>> begin DOCUMENT TEXT
Friday, April 20, 2012

The Trouble With Loving Kindness


You'll think of something, she said. You always do.

I'm sitting in my basement office, I call it The Nook, typing these words with my wife's words lingering in my ear. I was upstairs putting the dishes in the washer and said to Stephanie, I just have nothing much to write about tonight and she told me that I would find something and let me know that she believes in my abilities.

Thursday evening at my last meditation class the instructor led us in a bit of yoga, then a body scan, and finally a session of loving kindness meditation. In the question and answer session that followed, I had a lingering question but kept myself from asking it because...I'm not sure why, but I kept it. The question was this: Does anyone else here find it almost impossible to accept loving kindness?

In the practice, leader provides us with thoughts to repeat and linger with. They are affirming and should make me feel better but, like some bad tissue grafted onto my body, I find myself rejecting them. I can't believe that they are for me, that I should be deserving, or that even if I am deserving it would be at all within my right to accept such things.
>> end DOCUMENT TEXT
>> begin PROVIDED MATERIAL
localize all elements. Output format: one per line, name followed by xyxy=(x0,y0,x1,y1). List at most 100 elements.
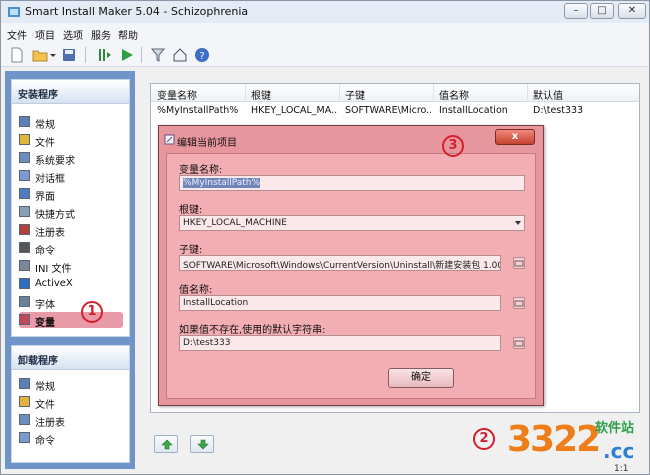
sidebar-item[interactable]: 注册表 xyxy=(19,222,123,239)
root-key-select[interactable]: HKEY_LOCAL_MACHINE xyxy=(179,215,525,231)
browse-default-button[interactable] xyxy=(513,337,525,349)
sidebar-uninstall-item[interactable]: 注册表 xyxy=(19,412,123,429)
table-cell: D:\test333 xyxy=(533,105,584,116)
ini-file-icon xyxy=(19,260,30,271)
watermark-number: 3322 xyxy=(507,419,601,460)
title-bar: Smart Install Maker 5.04 - Schizophrenia… xyxy=(1,1,649,23)
watermark-suffix: .cc xyxy=(603,439,635,463)
sidebar-item-label: 界面 xyxy=(35,192,55,203)
column-header[interactable]: 值名称 xyxy=(439,87,469,102)
window-title: Smart Install Maker 5.04 - Schizophrenia xyxy=(25,5,249,18)
help-icon[interactable]: ? xyxy=(194,47,210,63)
column-header[interactable]: 子键 xyxy=(345,87,365,102)
sidebar-uninstall-item[interactable]: 常规 xyxy=(19,376,123,393)
sidebar-item-label: 字体 xyxy=(35,300,55,311)
registry-icon xyxy=(19,414,30,425)
watermark-cn: 软件站 xyxy=(595,421,635,436)
commands-icon xyxy=(19,432,30,443)
menu-project[interactable]: 项目 xyxy=(35,27,55,42)
browse-icon xyxy=(514,300,524,307)
dialog-close-button[interactable]: x xyxy=(495,129,535,145)
close-button[interactable]: ✕ xyxy=(618,3,646,19)
general-icon xyxy=(19,378,30,389)
root-key-label: 根键: xyxy=(179,205,203,216)
menu-file[interactable]: 文件 xyxy=(7,27,27,42)
column-header[interactable]: 根键 xyxy=(251,87,271,102)
sidebar-uninstall-item-label: 命令 xyxy=(35,436,55,447)
filter-icon[interactable] xyxy=(150,47,166,63)
maximize-button[interactable]: □ xyxy=(590,3,614,19)
value-name-input[interactable]: InstallLocation xyxy=(179,295,501,311)
home-icon[interactable] xyxy=(172,47,188,63)
sidebar-item[interactable]: 界面 xyxy=(19,186,123,203)
uninstall-group-title[interactable]: 卸载程序 xyxy=(12,346,129,370)
sidebar-item[interactable]: 变量 xyxy=(19,312,123,329)
sidebar-item[interactable]: 快捷方式 xyxy=(19,204,123,221)
browse-value-button[interactable] xyxy=(513,297,525,309)
move-down-button[interactable] xyxy=(190,435,214,453)
browse-registry-button[interactable] xyxy=(513,257,525,269)
fonts-icon xyxy=(19,296,30,307)
dropdown-arrow-icon[interactable] xyxy=(49,47,57,63)
table-cell: HKEY_LOCAL_MA... xyxy=(251,105,337,116)
table-cell: InstallLocation xyxy=(439,105,508,116)
value-name-label: 值名称: xyxy=(179,285,213,296)
toolbar-separator xyxy=(85,47,86,63)
sidebar-item[interactable]: 系统要求 xyxy=(19,150,123,167)
annotation-marker-1: 1 xyxy=(81,301,103,323)
ok-button[interactable]: 确定 xyxy=(388,368,454,388)
table-cell: SOFTWARE\Micro... xyxy=(345,105,431,116)
build-icon[interactable] xyxy=(97,47,113,63)
registry-icon xyxy=(19,224,30,235)
run-icon[interactable] xyxy=(119,47,135,63)
table-row[interactable]: %MyInstallPath% HKEY_LOCAL_MA... SOFTWAR… xyxy=(151,103,639,119)
shortcuts-icon xyxy=(19,206,30,217)
navigation-pane: 安装程序 常规 文件 系统要求 对话框 界面 快捷方式 注册表 命令 INI 文件 ActiveX… xyxy=(5,71,135,469)
sidebar-uninstall-item-label: 注册表 xyxy=(35,418,65,429)
dialog-title: 编辑当前项目 xyxy=(177,138,237,149)
browse-icon xyxy=(514,340,524,347)
new-file-icon[interactable] xyxy=(9,47,25,63)
install-group-title[interactable]: 安装程序 xyxy=(12,80,129,104)
move-up-button[interactable] xyxy=(154,435,178,453)
interface-icon xyxy=(19,188,30,199)
sidebar-item[interactable]: INI 文件 xyxy=(19,258,123,275)
commands-icon xyxy=(19,242,30,253)
minimize-button[interactable]: – xyxy=(564,3,588,19)
zoom-level: 1:1 xyxy=(614,464,629,474)
uninstall-group: 卸载程序 常规文件注册表命令 xyxy=(11,345,130,463)
sidebar-uninstall-item-label: 常规 xyxy=(35,382,55,393)
arrow-down-icon xyxy=(197,439,209,450)
sidebar-item-label: 快捷方式 xyxy=(35,210,75,221)
open-folder-icon[interactable] xyxy=(32,47,48,63)
sidebar-item-label: 文件 xyxy=(35,138,55,149)
browse-icon xyxy=(514,260,524,267)
save-icon[interactable] xyxy=(61,47,77,63)
sidebar-item[interactable]: 文件 xyxy=(19,132,123,149)
install-group: 安装程序 常规文件系统要求 对话框界面快捷方式 注册表 命令 INI 文件 ActiveX… xyxy=(11,79,130,337)
menu-help[interactable]: 帮助 xyxy=(118,27,138,42)
sidebar-item[interactable]: 命令 xyxy=(19,240,123,257)
list-header: 变量名称 根键 子键 值名称 默认值 xyxy=(151,84,639,102)
sidebar-item-label: 系统要求 xyxy=(35,156,75,167)
menu-options[interactable]: 选项 xyxy=(63,27,83,42)
sidebar-uninstall-item[interactable]: 文件 xyxy=(19,394,123,411)
sidebar-uninstall-item-label: 文件 xyxy=(35,400,55,411)
toolbar-separator xyxy=(141,47,142,63)
column-header[interactable]: 默认值 xyxy=(533,87,563,102)
var-name-input[interactable]: %MyInstallPath% xyxy=(179,175,525,191)
sidebar-item[interactable]: ActiveX xyxy=(19,276,123,292)
subkey-input[interactable]: SOFTWARE\Microsoft\Windows\CurrentVersio… xyxy=(179,255,501,271)
sidebar-uninstall-item[interactable]: 命令 xyxy=(19,430,123,447)
var-name-label: 变量名称: xyxy=(179,165,223,176)
default-string-input[interactable]: D:\test333 xyxy=(179,335,501,351)
default-string-label: 如果值不存在,使用的默认字符串: xyxy=(179,325,326,336)
sidebar-item[interactable]: 对话框 xyxy=(19,168,123,185)
sidebar-item[interactable]: 字体 xyxy=(19,294,123,311)
annotation-marker-3: 3 xyxy=(442,135,464,157)
chevron-down-icon xyxy=(515,221,521,225)
menu-service[interactable]: 服务 xyxy=(91,27,111,42)
activex-icon xyxy=(19,278,30,289)
sidebar-item[interactable]: 常规 xyxy=(19,114,123,131)
column-header[interactable]: 变量名称 xyxy=(157,87,197,102)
>> end PROVIDED MATERIAL
_TO-DO LIST_
1. Name, in order, the three activities the instructor led the class in, as described in the loving kindness post.
2. Edit the listing from the line containing "sidebar-item[interactable]: 注册表 xyxy=(19,222,123,239)" down to the line containing "fonts-icon xyxy=(19,296,30,307)", replacing "column-header" with "table-header" and leaving everything else as it is. Return only those lines.

_TASK-BY-TASK SOLUTIONS_
1.
1. A bit of yoga
2. A body scan
3. A session of loving kindness meditation

2.
sidebar-item[interactable]: 注册表 xyxy=(19,222,123,239)
root-key-select[interactable]: HKEY_LOCAL_MACHINE xyxy=(179,215,525,231)
browse-default-button[interactable] xyxy=(513,337,525,349)
sidebar-uninstall-item[interactable]: 注册表 xyxy=(19,412,123,429)
table-cell: D:\test333 xyxy=(533,105,584,116)
ini-file-icon xyxy=(19,260,30,271)
watermark-number: 3322 xyxy=(507,419,601,460)
title-bar: Smart Install Maker 5.04 - Schizophrenia… xyxy=(1,1,649,23)
watermark-suffix: .cc xyxy=(603,439,635,463)
sidebar-item-label: 界面 xyxy=(35,192,55,203)
table-header[interactable]: 值名称 xyxy=(439,87,469,102)
window-title: Smart Install Maker 5.04 - Schizophrenia xyxy=(25,5,249,18)
help-icon[interactable]: ? xyxy=(194,47,210,63)
table-header[interactable]: 子键 xyxy=(345,87,365,102)
sidebar-uninstall-item[interactable]: 常规 xyxy=(19,376,123,393)
sidebar-item-label: 字体 xyxy=(35,300,55,311)
registry-icon xyxy=(19,414,30,425)
watermark-cn: 软件站 xyxy=(595,421,635,436)
commands-icon xyxy=(19,432,30,443)
menu-project[interactable]: 项目 xyxy=(35,27,55,42)
browse-icon xyxy=(514,300,524,307)
dialog-close-button[interactable]: x xyxy=(495,129,535,145)
close-button[interactable]: ✕ xyxy=(618,3,646,19)
general-icon xyxy=(19,378,30,389)
root-key-label: 根键: xyxy=(179,205,203,216)
menu-file[interactable]: 文件 xyxy=(7,27,27,42)
table-header[interactable]: 根键 xyxy=(251,87,271,102)
sidebar-uninstall-item-label: 命令 xyxy=(35,436,55,447)
filter-icon[interactable] xyxy=(150,47,166,63)
maximize-button[interactable]: □ xyxy=(590,3,614,19)
value-name-input[interactable]: InstallLocation xyxy=(179,295,501,311)
home-icon[interactable] xyxy=(172,47,188,63)
sidebar-item[interactable]: 界面 xyxy=(19,186,123,203)
uninstall-group-title[interactable]: 卸载程序 xyxy=(12,346,129,370)
sidebar-item[interactable]: 变量 xyxy=(19,312,123,329)
sidebar-item[interactable]: 快捷方式 xyxy=(19,204,123,221)
browse-value-button[interactable] xyxy=(513,297,525,309)
move-down-button[interactable] xyxy=(190,435,214,453)
browse-registry-button[interactable] xyxy=(513,257,525,269)
fonts-icon xyxy=(19,296,30,307)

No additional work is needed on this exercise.